▶ **Stated task**
Extract every entry word for word. Skip the pictures.

******************************

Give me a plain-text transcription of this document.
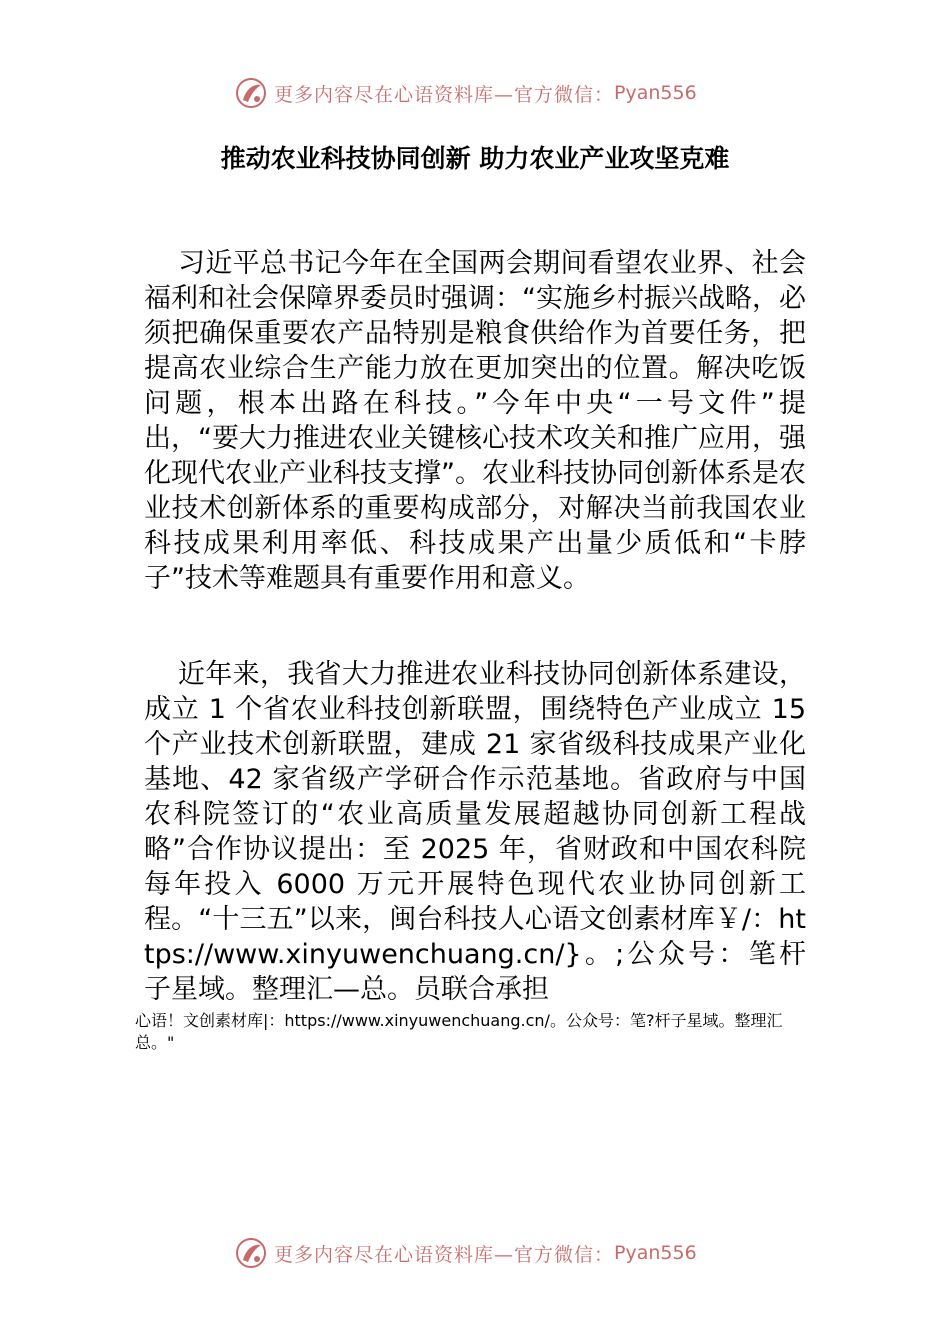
更多内容尽在心语资料库—官方微信： Pyan556
推动农业科技协同创新 助力农业产业攻坚克难

习近平总书记今年在全国两会期间看望农业界、社会福利和社会保障界委员时强调：“实施乡村振兴战略，必须把确保重要农产品特别是粮食供给作为首要任务，把提高农业综合生产能力放在更加突出的位置。解决吃饭问题，根本出路在科技。”今年中央“一号文件”提出，“要大力推进农业关键核心技术攻关和推广应用，强化现代农业产业科技支撑”。农业科技协同创新体系是农业技术创新体系的重要构成部分，对解决当前我国农业科技成果利用率低、科技成果产出量少质低和“卡脖子”技术等难题具有重要作用和意义。

近年来，我省大力推进农业科技协同创新体系建设，成立 1 个省农业科技创新联盟，围绕特色产业成立 15 个产业技术创新联盟，建成 21 家省级科技成果产业化基地、42 家省级产学研合作示范基地。省政府与中国农科院签订的“农业高质量发展超越协同创新工程战略”合作协议提出：至 2025 年，省财政和中国农科院每年投入 6000 万元开展特色现代农业协同创新工程。“十三五”以来，闽台科技人心语文创素材库￥/：https://www.xinyuwenchuang.cn/}。;公众号：笔杆子星域。整理汇—总。员联合承担

心语！文创素材库|：https://www.xinyuwenchuang.cn/。公众号：笔?杆子星域。整理汇总。"

更多内容尽在心语资料库—官方微信： Pyan556
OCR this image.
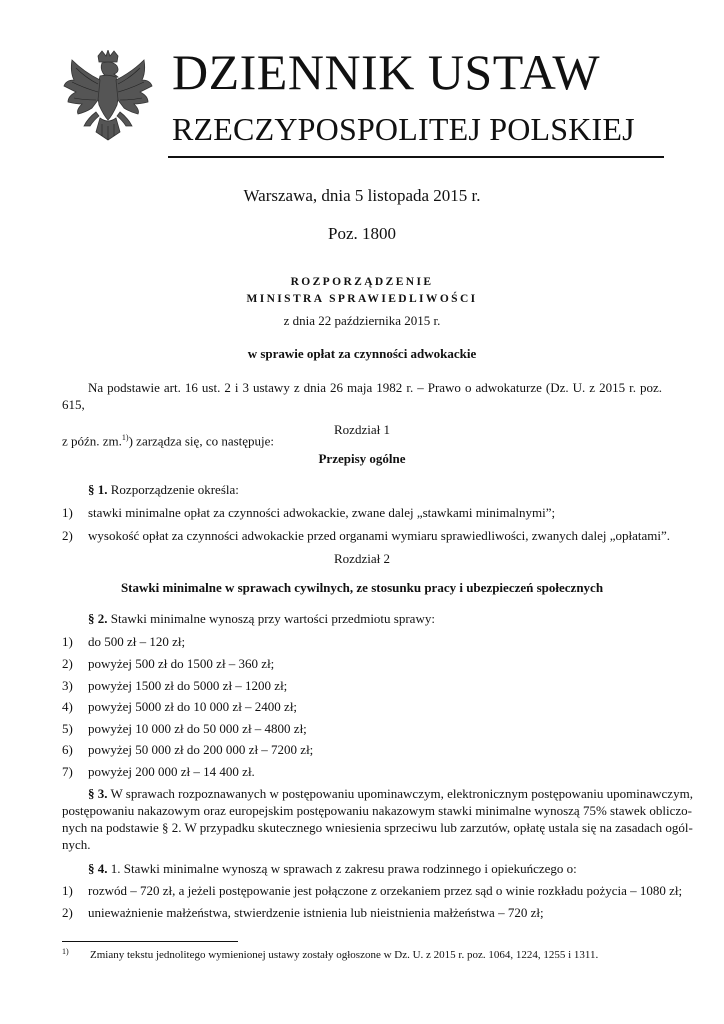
DZIENNIK USTAW
RZECZYPOSPOLITEJ POLSKIEJ
Warszawa, dnia 5 listopada 2015 r.
Poz. 1800
ROZPORZĄDZENIE
MINISTRA SPRAWIEDLIWOŚCI
z dnia 22 października 2015 r.
w sprawie opłat za czynności adwokackie
Na podstawie art. 16 ust. 2 i 3 ustawy z dnia 26 maja 1982 r. – Prawo o adwokaturze (Dz. U. z 2015 r. poz. 615,
z późn. zm.$^{1)}$) zarządza się, co następuje:
Rozdział 1
Przepisy ogólne
§ 1. Rozporządzenie określa:
1) stawki minimalne opłat za czynności adwokackie, zwane dalej „stawkami minimalnymi”;
2) wysokość opłat za czynności adwokackie przed organami wymiaru sprawiedliwości, zwanych dalej „opłatami”.
Rozdział 2
Stawki minimalne w sprawach cywilnych, ze stosunku pracy i ubezpieczeń społecznych
§ 2. Stawki minimalne wynoszą przy wartości przedmiotu sprawy:
1) do 500 zł – 120 zł;
2) powyżej 500 zł do 1500 zł – 360 zł;
3) powyżej 1500 zł do 5000 zł – 1200 zł;
4) powyżej 5000 zł do 10 000 zł – 2400 zł;
5) powyżej 10 000 zł do 50 000 zł – 4800 zł;
6) powyżej 50 000 zł do 200 000 zł – 7200 zł;
7) powyżej 200 000 zł – 14 400 zł.
§ 3. W sprawach rozpoznawanych w postępowaniu upominawczym, elektronicznym postępowaniu upominawczym,
postępowaniu nakazowym oraz europejskim postępowaniu nakazowym stawki minimalne wynoszą 75% stawek obliczo-
nych na podstawie § 2. W przypadku skutecznego wniesienia sprzeciwu lub zarzutów, opłatę ustala się na zasadach ogól-
nych.
§ 4. 1. Stawki minimalne wynoszą w sprawach z zakresu prawa rodzinnego i opiekuńczego o:
1) rozwód – 720 zł, a jeżeli postępowanie jest połączone z orzekaniem przez sąd o winie rozkładu pożycia – 1080 zł;
2) unieważnienie małżeństwa, stwierdzenie istnienia lub nieistnienia małżeństwa – 720 zł;
$^{1)}$ Zmiany tekstu jednolitego wymienionej ustawy zostały ogłoszone w Dz. U. z 2015 r. poz. 1064, 1224, 1255 i 1311.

******************************

▶ **Solution to the problem**
Give me a plain-text transcription of this document.
更多内容尽在心语资料库—官方微信： Pyan556
推动农业科技协同创新 助力农业产业攻坚克难

习近平总书记今年在全国两会期间看望农业界、社会福利和社会保障界委员时强调：“实施乡村振兴战略，必须把确保重要农产品特别是粮食供给作为首要任务，把提高农业综合生产能力放在更加突出的位置。解决吃饭问题，根本出路在科技。”今年中央“一号文件”提出，“要大力推进农业关键核心技术攻关和推广应用，强化现代农业产业科技支撑”。农业科技协同创新体系是农业技术创新体系的重要构成部分，对解决当前我国农业科技成果利用率低、科技成果产出量少质低和“卡脖子”技术等难题具有重要作用和意义。

近年来，我省大力推进农业科技协同创新体系建设，成立 1 个省农业科技创新联盟，围绕特色产业成立 15 个产业技术创新联盟，建成 21 家省级科技成果产业化基地、42 家省级产学研合作示范基地。省政府与中国农科院签订的“农业高质量发展超越协同创新工程战略”合作协议提出：至 2025 年，省财政和中国农科院每年投入 6000 万元开展特色现代农业协同创新工程。“十三五”以来，闽台科技人心语文创素材库￥/：https://www.xinyuwenchuang.cn/}。;公众号：笔杆子星域。整理汇—总。员联合承担

心语！文创素材库|：https://www.xinyuwenchuang.cn/。公众号：笔?杆子星域。整理汇总。"

更多内容尽在心语资料库—官方微信： Pyan556
OCR this image.
DZIENNIK USTAW
RZECZYPOSPOLITEJ POLSKIEJ
Warszawa, dnia 5 listopada 2015 r.
Poz. 1800
ROZPORZĄDZENIE
MINISTRA SPRAWIEDLIWOŚCI
z dnia 22 października 2015 r.
w sprawie opłat za czynności adwokackie
Na podstawie art. 16 ust. 2 i 3 ustawy z dnia 26 maja 1982 r. – Prawo o adwokaturze (Dz. U. z 2015 r. poz. 615,
z późn. zm.$^{1)}$) zarządza się, co następuje:
Rozdział 1
Przepisy ogólne
§ 1. Rozporządzenie określa:
1) stawki minimalne opłat za czynności adwokackie, zwane dalej „stawkami minimalnymi”;
2) wysokość opłat za czynności adwokackie przed organami wymiaru sprawiedliwości, zwanych dalej „opłatami”.
Rozdział 2
Stawki minimalne w sprawach cywilnych, ze stosunku pracy i ubezpieczeń społecznych
§ 2. Stawki minimalne wynoszą przy wartości przedmiotu sprawy:
1) do 500 zł – 120 zł;
2) powyżej 500 zł do 1500 zł – 360 zł;
3) powyżej 1500 zł do 5000 zł – 1200 zł;
4) powyżej 5000 zł do 10 000 zł – 2400 zł;
5) powyżej 10 000 zł do 50 000 zł – 4800 zł;
6) powyżej 50 000 zł do 200 000 zł – 7200 zł;
7) powyżej 200 000 zł – 14 400 zł.
§ 3. W sprawach rozpoznawanych w postępowaniu upominawczym, elektronicznym postępowaniu upominawczym,
postępowaniu nakazowym oraz europejskim postępowaniu nakazowym stawki minimalne wynoszą 75% stawek obliczo-
nych na podstawie § 2. W przypadku skutecznego wniesienia sprzeciwu lub zarzutów, opłatę ustala się na zasadach ogól-
nych.
§ 4. 1. Stawki minimalne wynoszą w sprawach z zakresu prawa rodzinnego i opiekuńczego o:
1) rozwód – 720 zł, a jeżeli postępowanie jest połączone z orzekaniem przez sąd o winie rozkładu pożycia – 1080 zł;
2) unieważnienie małżeństwa, stwierdzenie istnienia lub nieistnienia małżeństwa – 720 zł;
$^{1)}$ Zmiany tekstu jednolitego wymienionej ustawy zostały ogłoszone w Dz. U. z 2015 r. poz. 1064, 1224, 1255 i 1311.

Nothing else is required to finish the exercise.